=== Description of the task ===
All lines featuring the string "systems" are to be listed.

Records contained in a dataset
-=-=-

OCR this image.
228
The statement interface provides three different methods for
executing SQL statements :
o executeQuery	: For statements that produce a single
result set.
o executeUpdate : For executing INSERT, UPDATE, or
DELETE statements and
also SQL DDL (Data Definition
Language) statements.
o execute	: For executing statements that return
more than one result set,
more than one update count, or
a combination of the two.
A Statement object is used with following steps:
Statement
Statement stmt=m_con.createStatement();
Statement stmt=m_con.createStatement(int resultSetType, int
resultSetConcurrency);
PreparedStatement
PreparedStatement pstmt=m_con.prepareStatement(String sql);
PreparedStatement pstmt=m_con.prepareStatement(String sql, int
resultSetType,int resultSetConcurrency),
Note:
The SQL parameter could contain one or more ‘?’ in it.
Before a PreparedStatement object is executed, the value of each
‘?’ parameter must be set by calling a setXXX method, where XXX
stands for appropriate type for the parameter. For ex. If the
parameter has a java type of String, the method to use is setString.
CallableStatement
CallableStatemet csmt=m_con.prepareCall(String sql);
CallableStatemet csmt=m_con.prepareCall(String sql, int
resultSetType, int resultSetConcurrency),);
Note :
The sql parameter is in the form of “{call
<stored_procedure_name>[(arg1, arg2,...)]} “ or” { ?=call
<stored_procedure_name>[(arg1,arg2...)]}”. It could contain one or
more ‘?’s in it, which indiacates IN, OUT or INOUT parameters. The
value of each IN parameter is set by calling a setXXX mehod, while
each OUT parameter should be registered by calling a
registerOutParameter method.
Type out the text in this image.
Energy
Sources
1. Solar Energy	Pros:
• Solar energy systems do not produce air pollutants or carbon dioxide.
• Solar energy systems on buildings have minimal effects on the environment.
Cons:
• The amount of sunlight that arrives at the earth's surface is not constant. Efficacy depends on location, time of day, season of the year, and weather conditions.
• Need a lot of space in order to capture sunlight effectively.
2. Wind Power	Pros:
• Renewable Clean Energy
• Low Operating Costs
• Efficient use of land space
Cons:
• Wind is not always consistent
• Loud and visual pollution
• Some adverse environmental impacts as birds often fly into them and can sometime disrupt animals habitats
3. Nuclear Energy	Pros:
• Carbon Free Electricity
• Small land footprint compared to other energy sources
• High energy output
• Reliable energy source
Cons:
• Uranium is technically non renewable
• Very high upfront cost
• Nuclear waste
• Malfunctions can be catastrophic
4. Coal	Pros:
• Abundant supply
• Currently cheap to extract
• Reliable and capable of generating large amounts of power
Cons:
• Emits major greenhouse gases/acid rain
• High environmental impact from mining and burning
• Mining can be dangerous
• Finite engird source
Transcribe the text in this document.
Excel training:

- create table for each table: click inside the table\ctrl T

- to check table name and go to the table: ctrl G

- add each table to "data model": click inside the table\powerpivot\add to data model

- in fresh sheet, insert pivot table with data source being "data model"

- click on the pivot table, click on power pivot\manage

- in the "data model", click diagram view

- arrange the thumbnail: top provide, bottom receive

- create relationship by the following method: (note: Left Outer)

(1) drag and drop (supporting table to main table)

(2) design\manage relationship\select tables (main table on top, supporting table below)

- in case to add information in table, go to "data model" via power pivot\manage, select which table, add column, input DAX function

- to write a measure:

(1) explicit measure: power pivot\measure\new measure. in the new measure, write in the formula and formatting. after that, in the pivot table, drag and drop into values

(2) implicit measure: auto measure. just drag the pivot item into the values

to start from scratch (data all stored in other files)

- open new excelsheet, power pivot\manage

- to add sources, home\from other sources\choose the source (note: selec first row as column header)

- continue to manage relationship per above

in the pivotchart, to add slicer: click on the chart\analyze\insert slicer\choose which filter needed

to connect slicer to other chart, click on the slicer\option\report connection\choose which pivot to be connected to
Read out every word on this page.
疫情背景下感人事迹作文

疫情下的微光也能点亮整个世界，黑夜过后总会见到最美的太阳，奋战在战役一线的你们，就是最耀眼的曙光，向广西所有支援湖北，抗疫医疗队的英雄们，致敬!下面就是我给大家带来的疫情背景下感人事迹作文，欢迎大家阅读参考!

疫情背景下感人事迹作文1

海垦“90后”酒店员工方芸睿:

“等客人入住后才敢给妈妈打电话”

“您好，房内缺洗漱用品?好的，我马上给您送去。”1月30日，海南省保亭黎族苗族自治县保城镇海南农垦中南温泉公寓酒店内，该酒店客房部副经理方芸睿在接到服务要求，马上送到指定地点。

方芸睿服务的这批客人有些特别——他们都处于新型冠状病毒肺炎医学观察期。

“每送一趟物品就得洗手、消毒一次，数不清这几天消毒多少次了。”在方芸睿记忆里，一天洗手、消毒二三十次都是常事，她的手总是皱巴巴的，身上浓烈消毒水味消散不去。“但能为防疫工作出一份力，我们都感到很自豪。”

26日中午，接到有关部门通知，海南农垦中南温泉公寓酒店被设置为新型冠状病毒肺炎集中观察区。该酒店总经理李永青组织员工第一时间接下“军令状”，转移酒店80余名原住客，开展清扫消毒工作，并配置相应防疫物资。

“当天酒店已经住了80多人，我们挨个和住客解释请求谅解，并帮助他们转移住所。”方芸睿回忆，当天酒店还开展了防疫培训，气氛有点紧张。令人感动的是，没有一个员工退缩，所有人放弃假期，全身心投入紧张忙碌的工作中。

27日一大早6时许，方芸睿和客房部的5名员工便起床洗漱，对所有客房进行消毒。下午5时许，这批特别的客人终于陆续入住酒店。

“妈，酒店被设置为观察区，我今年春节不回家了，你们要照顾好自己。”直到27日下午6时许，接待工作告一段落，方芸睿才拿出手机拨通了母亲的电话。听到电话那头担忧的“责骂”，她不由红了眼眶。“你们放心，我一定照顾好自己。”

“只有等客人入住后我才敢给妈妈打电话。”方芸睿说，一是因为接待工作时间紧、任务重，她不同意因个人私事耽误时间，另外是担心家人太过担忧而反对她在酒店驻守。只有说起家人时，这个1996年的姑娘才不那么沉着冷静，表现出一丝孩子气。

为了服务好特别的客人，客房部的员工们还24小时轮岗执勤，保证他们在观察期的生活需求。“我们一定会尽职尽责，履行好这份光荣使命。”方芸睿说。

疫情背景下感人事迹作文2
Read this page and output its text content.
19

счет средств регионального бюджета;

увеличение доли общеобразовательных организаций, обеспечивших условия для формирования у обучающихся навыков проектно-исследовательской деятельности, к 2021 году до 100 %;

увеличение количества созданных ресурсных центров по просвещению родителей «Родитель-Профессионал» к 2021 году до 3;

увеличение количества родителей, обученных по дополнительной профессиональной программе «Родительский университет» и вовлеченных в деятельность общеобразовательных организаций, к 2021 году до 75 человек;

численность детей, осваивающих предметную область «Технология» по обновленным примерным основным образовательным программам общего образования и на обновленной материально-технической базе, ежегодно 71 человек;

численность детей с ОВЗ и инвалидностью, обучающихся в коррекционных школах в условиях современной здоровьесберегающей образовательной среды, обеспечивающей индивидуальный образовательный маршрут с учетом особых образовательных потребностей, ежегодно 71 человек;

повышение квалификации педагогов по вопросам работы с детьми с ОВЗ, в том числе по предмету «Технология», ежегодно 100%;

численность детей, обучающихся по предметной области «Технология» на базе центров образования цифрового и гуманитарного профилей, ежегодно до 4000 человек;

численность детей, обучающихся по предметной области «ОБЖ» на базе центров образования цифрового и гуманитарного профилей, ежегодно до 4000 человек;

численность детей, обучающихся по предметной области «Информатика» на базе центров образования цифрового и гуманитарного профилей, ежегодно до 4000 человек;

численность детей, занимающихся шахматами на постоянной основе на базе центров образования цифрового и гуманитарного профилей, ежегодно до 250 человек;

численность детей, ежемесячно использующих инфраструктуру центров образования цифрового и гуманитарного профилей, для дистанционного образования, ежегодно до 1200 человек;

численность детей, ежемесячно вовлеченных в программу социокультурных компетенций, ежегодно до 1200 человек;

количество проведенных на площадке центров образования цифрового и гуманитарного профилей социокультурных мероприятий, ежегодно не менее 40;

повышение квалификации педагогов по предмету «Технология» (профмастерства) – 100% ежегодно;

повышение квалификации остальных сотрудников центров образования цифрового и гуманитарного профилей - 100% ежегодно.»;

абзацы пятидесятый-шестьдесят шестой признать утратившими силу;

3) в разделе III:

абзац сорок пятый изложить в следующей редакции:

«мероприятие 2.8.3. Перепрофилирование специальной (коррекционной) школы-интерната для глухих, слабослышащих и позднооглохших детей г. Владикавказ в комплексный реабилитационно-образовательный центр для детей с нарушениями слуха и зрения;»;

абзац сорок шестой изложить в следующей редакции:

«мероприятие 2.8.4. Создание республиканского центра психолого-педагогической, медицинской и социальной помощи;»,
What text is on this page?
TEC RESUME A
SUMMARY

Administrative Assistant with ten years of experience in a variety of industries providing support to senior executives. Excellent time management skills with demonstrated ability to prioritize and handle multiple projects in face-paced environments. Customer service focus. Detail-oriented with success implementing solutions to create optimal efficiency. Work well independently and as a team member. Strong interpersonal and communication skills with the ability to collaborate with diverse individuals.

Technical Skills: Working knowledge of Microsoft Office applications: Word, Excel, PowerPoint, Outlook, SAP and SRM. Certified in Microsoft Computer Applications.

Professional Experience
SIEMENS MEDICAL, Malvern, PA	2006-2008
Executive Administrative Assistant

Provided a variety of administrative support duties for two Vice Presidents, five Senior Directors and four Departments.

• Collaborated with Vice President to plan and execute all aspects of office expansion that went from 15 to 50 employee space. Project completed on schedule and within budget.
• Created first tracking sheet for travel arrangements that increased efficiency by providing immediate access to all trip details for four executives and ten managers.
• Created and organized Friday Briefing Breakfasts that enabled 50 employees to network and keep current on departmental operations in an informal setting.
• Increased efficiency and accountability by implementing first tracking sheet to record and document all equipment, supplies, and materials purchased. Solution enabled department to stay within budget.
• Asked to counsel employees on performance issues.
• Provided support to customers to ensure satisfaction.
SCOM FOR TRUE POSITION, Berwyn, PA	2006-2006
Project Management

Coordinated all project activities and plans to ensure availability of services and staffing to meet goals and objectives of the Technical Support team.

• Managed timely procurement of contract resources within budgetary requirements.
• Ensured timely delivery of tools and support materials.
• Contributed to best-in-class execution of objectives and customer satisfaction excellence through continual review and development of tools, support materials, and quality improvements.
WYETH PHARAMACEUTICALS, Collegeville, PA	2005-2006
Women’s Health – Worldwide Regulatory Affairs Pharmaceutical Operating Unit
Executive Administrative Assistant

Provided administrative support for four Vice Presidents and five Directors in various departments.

-=-=-

=== Exercise response ===
• Solar energy systems do not produce air pollutants or carbon dioxide.
• Solar energy systems on buildings have minimal effects on the environment.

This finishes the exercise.